--- Supplied records ---

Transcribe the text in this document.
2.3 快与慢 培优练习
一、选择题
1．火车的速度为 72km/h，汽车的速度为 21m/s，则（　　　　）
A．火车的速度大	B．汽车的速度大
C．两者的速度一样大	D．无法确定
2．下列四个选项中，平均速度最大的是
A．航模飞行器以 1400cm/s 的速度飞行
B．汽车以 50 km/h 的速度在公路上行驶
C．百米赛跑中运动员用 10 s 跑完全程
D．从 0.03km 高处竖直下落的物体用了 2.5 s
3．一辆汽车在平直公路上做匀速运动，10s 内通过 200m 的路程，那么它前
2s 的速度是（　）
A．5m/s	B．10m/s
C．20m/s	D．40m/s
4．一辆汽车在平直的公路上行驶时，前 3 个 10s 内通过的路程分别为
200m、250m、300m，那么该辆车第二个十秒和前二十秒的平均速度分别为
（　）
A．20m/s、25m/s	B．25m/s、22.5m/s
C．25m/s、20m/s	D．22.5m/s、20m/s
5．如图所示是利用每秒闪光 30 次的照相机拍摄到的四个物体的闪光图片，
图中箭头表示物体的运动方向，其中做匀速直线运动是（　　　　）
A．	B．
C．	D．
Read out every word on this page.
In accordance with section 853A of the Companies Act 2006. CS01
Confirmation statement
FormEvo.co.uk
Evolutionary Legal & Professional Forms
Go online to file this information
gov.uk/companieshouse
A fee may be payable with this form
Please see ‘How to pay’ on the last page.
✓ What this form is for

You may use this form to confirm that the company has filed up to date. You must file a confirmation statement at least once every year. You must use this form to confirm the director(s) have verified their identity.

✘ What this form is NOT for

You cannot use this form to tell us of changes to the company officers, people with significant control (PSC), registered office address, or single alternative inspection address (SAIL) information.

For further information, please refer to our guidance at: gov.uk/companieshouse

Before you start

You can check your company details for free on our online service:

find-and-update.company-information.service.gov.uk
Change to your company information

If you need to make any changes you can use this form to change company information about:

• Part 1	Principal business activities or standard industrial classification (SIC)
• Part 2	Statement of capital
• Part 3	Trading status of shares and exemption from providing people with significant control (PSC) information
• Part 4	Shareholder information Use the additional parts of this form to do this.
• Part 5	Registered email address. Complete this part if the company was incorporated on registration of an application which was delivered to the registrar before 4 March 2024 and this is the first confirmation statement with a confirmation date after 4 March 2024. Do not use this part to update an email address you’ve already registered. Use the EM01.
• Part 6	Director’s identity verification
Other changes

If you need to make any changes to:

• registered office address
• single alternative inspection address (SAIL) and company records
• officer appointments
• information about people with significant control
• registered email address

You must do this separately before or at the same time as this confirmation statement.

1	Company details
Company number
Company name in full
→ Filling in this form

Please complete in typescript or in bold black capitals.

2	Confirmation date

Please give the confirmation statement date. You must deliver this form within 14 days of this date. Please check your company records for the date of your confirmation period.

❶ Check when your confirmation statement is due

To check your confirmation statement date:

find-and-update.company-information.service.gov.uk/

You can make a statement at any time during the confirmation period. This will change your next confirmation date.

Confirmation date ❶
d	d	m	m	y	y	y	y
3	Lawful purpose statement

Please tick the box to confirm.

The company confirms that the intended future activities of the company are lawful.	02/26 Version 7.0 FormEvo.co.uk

---

**Short task:** In the entries above, some lines may contain the string "update"; report how many, without additional comment.

**Answer to this problem:** 3